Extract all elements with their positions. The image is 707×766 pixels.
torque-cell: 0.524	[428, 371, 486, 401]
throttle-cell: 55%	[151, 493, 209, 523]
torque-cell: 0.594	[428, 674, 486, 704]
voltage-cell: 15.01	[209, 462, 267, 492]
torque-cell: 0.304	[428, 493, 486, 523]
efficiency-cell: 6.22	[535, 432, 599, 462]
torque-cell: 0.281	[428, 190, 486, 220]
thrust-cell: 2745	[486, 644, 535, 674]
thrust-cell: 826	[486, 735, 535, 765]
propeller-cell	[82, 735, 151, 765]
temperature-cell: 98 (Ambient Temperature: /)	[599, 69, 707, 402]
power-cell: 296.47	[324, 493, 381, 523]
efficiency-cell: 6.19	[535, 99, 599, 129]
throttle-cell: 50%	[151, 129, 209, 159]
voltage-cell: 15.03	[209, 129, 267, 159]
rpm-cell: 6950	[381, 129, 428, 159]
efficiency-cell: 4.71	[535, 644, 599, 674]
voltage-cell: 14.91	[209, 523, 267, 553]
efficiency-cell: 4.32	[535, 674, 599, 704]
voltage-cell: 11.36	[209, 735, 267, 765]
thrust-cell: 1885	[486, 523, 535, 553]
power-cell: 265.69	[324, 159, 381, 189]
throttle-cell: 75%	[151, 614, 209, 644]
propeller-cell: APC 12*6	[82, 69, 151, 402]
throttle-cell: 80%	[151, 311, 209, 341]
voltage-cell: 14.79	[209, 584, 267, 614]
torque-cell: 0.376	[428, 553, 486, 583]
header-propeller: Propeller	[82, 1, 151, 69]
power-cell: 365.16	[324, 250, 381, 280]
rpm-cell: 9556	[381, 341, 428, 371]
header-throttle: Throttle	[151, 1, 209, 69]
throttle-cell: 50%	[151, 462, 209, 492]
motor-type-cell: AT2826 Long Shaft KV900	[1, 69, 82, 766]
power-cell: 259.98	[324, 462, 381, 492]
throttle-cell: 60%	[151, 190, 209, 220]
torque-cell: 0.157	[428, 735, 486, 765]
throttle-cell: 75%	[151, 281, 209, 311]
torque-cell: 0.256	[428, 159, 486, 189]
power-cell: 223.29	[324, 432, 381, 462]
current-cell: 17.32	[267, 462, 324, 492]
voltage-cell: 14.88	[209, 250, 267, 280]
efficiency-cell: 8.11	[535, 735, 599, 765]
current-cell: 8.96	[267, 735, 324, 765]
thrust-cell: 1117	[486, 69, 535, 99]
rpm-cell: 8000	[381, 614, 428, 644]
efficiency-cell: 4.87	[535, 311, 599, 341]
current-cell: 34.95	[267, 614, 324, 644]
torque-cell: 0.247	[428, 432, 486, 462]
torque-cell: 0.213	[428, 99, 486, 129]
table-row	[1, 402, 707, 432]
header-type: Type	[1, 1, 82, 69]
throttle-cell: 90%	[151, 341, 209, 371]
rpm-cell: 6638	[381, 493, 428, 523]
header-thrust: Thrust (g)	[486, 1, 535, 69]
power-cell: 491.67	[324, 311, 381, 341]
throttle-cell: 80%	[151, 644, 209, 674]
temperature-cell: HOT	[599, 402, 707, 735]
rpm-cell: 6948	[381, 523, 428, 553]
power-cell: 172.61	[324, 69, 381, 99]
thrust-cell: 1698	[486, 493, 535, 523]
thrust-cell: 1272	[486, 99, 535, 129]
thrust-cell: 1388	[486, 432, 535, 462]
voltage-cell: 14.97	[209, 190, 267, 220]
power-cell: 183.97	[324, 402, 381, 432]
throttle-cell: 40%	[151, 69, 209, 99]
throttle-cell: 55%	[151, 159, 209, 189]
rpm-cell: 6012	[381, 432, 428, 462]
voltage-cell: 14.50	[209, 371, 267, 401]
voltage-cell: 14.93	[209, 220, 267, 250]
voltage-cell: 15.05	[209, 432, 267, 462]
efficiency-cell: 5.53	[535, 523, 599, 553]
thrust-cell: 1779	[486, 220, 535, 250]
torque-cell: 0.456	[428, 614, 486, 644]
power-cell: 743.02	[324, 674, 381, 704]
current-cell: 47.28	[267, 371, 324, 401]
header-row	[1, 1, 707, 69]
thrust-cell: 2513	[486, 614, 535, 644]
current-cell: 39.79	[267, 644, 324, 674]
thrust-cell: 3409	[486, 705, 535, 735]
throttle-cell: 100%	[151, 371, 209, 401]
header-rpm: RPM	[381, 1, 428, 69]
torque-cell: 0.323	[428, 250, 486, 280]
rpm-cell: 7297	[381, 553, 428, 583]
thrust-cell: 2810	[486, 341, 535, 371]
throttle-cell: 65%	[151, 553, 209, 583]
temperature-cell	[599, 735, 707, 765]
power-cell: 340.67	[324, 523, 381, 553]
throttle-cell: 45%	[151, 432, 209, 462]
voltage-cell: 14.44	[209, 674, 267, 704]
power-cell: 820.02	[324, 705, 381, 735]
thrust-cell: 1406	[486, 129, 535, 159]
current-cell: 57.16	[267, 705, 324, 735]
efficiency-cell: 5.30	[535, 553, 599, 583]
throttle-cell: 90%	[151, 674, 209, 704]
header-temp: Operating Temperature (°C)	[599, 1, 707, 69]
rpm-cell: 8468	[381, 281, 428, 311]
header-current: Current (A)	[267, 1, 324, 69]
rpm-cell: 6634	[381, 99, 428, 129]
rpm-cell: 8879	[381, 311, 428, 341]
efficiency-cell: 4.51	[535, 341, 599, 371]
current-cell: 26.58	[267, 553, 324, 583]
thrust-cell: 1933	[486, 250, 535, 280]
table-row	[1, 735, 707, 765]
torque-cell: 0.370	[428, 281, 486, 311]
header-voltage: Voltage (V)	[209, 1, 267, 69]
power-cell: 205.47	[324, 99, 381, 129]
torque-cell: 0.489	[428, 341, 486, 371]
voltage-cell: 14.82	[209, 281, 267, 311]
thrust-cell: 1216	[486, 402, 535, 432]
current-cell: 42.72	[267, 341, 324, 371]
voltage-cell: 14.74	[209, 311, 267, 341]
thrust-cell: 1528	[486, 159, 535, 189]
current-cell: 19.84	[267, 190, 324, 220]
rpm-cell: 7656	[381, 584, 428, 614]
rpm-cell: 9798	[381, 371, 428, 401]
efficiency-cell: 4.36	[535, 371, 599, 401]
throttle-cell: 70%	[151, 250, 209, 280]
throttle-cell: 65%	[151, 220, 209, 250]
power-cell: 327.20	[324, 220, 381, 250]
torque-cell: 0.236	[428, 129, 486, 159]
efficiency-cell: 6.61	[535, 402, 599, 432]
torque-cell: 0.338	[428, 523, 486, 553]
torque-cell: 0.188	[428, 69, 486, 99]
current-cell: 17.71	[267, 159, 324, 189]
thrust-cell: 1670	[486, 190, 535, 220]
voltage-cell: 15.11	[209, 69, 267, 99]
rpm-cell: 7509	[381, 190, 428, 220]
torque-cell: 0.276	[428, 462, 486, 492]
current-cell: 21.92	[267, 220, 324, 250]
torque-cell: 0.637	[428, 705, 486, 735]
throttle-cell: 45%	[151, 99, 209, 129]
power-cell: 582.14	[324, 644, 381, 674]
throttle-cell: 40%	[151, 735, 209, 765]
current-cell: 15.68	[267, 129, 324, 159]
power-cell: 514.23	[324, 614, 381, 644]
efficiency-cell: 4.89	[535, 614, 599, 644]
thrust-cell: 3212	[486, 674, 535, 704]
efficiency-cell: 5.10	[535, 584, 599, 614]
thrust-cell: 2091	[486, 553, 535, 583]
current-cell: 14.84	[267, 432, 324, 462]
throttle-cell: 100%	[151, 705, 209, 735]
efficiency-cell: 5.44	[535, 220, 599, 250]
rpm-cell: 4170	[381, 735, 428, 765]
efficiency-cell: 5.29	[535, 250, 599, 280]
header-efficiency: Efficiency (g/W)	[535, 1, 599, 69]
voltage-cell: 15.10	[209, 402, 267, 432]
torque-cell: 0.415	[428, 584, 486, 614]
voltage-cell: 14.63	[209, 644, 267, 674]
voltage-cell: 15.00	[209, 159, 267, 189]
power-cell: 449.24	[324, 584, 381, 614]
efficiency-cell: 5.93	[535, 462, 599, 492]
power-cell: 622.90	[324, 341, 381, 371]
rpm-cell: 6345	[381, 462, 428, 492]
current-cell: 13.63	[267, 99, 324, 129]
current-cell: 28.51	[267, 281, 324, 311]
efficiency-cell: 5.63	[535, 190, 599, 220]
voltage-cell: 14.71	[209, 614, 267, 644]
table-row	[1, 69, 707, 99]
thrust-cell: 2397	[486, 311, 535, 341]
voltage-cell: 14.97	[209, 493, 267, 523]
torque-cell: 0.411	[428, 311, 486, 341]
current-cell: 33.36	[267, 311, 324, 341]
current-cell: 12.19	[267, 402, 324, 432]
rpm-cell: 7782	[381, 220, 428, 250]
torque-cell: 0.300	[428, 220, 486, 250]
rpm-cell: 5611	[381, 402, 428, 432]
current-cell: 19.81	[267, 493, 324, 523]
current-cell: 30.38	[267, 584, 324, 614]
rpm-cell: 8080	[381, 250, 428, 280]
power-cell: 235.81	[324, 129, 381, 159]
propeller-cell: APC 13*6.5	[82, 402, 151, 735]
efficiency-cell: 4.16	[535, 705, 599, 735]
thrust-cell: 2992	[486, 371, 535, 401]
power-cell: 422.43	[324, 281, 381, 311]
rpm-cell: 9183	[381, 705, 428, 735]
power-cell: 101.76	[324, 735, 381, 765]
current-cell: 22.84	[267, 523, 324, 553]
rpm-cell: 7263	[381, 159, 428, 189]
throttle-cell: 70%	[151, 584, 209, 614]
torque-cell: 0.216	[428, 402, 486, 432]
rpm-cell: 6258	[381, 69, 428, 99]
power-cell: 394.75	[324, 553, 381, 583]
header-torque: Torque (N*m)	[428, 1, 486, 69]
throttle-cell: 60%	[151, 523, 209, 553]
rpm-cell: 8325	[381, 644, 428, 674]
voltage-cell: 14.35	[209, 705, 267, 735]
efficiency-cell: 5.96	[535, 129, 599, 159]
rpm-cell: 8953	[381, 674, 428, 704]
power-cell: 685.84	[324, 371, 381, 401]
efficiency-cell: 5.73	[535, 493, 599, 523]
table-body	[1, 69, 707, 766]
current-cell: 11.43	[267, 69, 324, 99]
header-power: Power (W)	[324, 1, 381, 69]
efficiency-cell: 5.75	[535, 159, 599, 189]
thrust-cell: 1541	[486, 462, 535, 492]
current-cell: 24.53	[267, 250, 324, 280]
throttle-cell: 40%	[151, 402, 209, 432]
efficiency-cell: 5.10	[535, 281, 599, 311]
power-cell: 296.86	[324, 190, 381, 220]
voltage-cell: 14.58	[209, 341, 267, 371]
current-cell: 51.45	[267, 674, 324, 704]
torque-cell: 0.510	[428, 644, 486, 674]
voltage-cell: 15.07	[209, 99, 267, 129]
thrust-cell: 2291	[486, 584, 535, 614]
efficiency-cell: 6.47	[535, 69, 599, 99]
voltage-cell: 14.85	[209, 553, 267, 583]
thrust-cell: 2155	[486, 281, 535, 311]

### Work required
Recast the records above, from their first line through the line that contains "462, 267, 492]", inclusive, as a JSON list of strings with one string per line. Leave out any blank lines.

### Final result
[
  "Extract all elements with their positions. The image is 707×766 pixels.",
  "torque-cell: 0.524\t[428, 371, 486, 401]",
  "throttle-cell: 55%\t[151, 493, 209, 523]",
  "torque-cell: 0.594\t[428, 674, 486, 704]",
  "voltage-cell: 15.01\t[209, 462, 267, 492]"
]